• Aim:
Print every entry exactly as written.
= = =
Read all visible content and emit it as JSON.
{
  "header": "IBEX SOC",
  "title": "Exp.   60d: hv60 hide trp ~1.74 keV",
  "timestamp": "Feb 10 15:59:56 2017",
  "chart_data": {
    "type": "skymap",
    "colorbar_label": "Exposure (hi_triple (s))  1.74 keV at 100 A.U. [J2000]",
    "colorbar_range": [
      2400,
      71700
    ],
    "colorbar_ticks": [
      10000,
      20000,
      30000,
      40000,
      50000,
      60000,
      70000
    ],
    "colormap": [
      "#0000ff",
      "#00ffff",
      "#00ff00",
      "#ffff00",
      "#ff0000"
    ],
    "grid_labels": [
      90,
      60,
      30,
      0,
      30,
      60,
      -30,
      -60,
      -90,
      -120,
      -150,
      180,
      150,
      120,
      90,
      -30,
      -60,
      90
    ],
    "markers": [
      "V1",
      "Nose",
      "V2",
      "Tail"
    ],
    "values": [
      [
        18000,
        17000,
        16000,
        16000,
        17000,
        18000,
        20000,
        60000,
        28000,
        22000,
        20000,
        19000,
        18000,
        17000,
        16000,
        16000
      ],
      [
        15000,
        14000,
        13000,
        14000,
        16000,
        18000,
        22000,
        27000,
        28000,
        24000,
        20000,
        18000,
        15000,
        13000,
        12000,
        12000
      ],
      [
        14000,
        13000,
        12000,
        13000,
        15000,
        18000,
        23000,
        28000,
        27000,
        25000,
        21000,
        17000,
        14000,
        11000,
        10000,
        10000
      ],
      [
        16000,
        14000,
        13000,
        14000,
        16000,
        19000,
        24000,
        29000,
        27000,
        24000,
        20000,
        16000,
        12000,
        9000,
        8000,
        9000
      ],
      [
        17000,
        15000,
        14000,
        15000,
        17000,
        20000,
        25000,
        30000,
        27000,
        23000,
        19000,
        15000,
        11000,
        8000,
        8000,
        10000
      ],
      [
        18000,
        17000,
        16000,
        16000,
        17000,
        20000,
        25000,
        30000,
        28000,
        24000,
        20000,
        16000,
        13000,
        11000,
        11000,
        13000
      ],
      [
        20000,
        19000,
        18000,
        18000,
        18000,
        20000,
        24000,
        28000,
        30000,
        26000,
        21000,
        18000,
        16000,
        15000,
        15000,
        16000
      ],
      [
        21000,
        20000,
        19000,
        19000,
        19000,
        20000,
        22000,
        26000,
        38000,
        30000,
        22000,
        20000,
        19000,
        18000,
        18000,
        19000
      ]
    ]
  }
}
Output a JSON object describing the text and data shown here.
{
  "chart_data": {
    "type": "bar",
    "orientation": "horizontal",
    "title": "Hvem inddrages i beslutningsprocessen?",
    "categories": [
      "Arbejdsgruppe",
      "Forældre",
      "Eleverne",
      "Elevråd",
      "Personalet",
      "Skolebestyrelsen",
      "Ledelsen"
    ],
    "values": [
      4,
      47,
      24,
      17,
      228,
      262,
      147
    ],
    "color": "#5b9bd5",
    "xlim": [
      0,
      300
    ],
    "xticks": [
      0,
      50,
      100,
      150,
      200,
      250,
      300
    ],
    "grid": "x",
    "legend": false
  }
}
= = =
• Solution:
Read all visible content and emit it as JSON.
{
  "header": "IBEX SOC",
  "title": "Exp.   60d: hv60 hide trp ~1.74 keV",
  "timestamp": "Feb 10 15:59:56 2017",
  "chart_data": {
    "type": "skymap",
    "colorbar_label": "Exposure (hi_triple (s))  1.74 keV at 100 A.U. [J2000]",
    "colorbar_range": [
      2400,
      71700
    ],
    "colorbar_ticks": [
      10000,
      20000,
      30000,
      40000,
      50000,
      60000,
      70000
    ],
    "colormap": [
      "#0000ff",
      "#00ffff",
      "#00ff00",
      "#ffff00",
      "#ff0000"
    ],
    "grid_labels": [
      90,
      60,
      30,
      0,
      30,
      60,
      -30,
      -60,
      -90,
      -120,
      -150,
      180,
      150,
      120,
      90,
      -30,
      -60,
      90
    ],
    "markers": [
      "V1",
      "Nose",
      "V2",
      "Tail"
    ],
    "values": [
      [
        18000,
        17000,
        16000,
        16000,
        17000,
        18000,
        20000,
        60000,
        28000,
        22000,
        20000,
        19000,
        18000,
        17000,
        16000,
        16000
      ],
      [
        15000,
        14000,
        13000,
        14000,
        16000,
        18000,
        22000,
        27000,
        28000,
        24000,
        20000,
        18000,
        15000,
        13000,
        12000,
        12000
      ],
      [
        14000,
        13000,
        12000,
        13000,
        15000,
        18000,
        23000,
        28000,
        27000,
        25000,
        21000,
        17000,
        14000,
        11000,
        10000,
        10000
      ],
      [
        16000,
        14000,
        13000,
        14000,
        16000,
        19000,
        24000,
        29000,
        27000,
        24000,
        20000,
        16000,
        12000,
        9000,
        8000,
        9000
      ],
      [
        17000,
        15000,
        14000,
        15000,
        17000,
        20000,
        25000,
        30000,
        27000,
        23000,
        19000,
        15000,
        11000,
        8000,
        8000,
        10000
      ],
      [
        18000,
        17000,
        16000,
        16000,
        17000,
        20000,
        25000,
        30000,
        28000,
        24000,
        20000,
        16000,
        13000,
        11000,
        11000,
        13000
      ],
      [
        20000,
        19000,
        18000,
        18000,
        18000,
        20000,
        24000,
        28000,
        30000,
        26000,
        21000,
        18000,
        16000,
        15000,
        15000,
        16000
      ],
      [
        21000,
        20000,
        19000,
        19000,
        19000,
        20000,
        22000,
        26000,
        38000,
        30000,
        22000,
        20000,
        19000,
        18000,
        18000,
        19000
      ]
    ]
  }
}
Output a JSON object describing the text and data shown here.
{
  "chart_data": {
    "type": "bar",
    "orientation": "horizontal",
    "title": "Hvem inddrages i beslutningsprocessen?",
    "categories": [
      "Arbejdsgruppe",
      "Forældre",
      "Eleverne",
      "Elevråd",
      "Personalet",
      "Skolebestyrelsen",
      "Ledelsen"
    ],
    "values": [
      4,
      47,
      24,
      17,
      228,
      262,
      147
    ],
    "color": "#5b9bd5",
    "xlim": [
      0,
      300
    ],
    "xticks": [
      0,
      50,
      100,
      150,
      200,
      250,
      300
    ],
    "grid": "x",
    "legend": false
  }
}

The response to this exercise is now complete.